All material below is to be reproduced exactly.

************

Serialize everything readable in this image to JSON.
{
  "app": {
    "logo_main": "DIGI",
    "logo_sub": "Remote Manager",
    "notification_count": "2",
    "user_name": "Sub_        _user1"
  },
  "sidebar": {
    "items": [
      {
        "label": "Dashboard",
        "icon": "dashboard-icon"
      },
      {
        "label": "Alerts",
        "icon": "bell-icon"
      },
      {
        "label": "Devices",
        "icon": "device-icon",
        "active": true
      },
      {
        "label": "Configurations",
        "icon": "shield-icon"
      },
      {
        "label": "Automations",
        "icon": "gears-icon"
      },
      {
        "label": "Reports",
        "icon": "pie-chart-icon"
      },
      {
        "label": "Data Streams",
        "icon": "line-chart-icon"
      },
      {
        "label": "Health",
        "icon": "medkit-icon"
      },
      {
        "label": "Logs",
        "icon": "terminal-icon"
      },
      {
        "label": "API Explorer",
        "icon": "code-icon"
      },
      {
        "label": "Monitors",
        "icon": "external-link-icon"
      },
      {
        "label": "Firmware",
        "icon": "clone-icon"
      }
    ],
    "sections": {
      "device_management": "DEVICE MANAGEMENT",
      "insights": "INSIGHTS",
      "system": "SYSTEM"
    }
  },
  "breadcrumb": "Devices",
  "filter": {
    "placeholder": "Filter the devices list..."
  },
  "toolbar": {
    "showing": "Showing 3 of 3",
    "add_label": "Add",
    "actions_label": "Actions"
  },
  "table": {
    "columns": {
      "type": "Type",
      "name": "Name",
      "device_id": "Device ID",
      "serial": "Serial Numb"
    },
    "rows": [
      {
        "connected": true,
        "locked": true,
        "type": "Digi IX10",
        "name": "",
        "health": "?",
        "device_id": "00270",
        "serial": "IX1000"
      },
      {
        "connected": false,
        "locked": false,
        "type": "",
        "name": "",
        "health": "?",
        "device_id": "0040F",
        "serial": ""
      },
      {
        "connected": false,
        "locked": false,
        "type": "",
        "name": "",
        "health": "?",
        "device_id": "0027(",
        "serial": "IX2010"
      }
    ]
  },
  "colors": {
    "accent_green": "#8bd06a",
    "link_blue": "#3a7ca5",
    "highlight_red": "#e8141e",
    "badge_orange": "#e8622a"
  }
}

************

*Result below*.
Serialize everything readable in this image to JSON.
{
  "app": {
    "logo_main": "DIGI",
    "logo_sub": "Remote Manager",
    "notification_count": "2",
    "user_name": "Sub_        _user1"
  },
  "sidebar": {
    "items": [
      {
        "label": "Dashboard",
        "icon": "dashboard-icon"
      },
      {
        "label": "Alerts",
        "icon": "bell-icon"
      },
      {
        "label": "Devices",
        "icon": "device-icon",
        "active": true
      },
      {
        "label": "Configurations",
        "icon": "shield-icon"
      },
      {
        "label": "Automations",
        "icon": "gears-icon"
      },
      {
        "label": "Reports",
        "icon": "pie-chart-icon"
      },
      {
        "label": "Data Streams",
        "icon": "line-chart-icon"
      },
      {
        "label": "Health",
        "icon": "medkit-icon"
      },
      {
        "label": "Logs",
        "icon": "terminal-icon"
      },
      {
        "label": "API Explorer",
        "icon": "code-icon"
      },
      {
        "label": "Monitors",
        "icon": "external-link-icon"
      },
      {
        "label": "Firmware",
        "icon": "clone-icon"
      }
    ],
    "sections": {
      "device_management": "DEVICE MANAGEMENT",
      "insights": "INSIGHTS",
      "system": "SYSTEM"
    }
  },
  "breadcrumb": "Devices",
  "filter": {
    "placeholder": "Filter the devices list..."
  },
  "toolbar": {
    "showing": "Showing 3 of 3",
    "add_label": "Add",
    "actions_label": "Actions"
  },
  "table": {
    "columns": {
      "type": "Type",
      "name": "Name",
      "device_id": "Device ID",
      "serial": "Serial Numb"
    },
    "rows": [
      {
        "connected": true,
        "locked": true,
        "type": "Digi IX10",
        "name": "",
        "health": "?",
        "device_id": "00270",
        "serial": "IX1000"
      },
      {
        "connected": false,
        "locked": false,
        "type": "",
        "name": "",
        "health": "?",
        "device_id": "0040F",
        "serial": ""
      },
      {
        "connected": false,
        "locked": false,
        "type": "",
        "name": "",
        "health": "?",
        "device_id": "0027(",
        "serial": "IX2010"
      }
    ]
  },
  "colors": {
    "accent_green": "#8bd06a",
    "link_blue": "#3a7ca5",
    "highlight_red": "#e8141e",
    "badge_orange": "#e8622a"
  }
}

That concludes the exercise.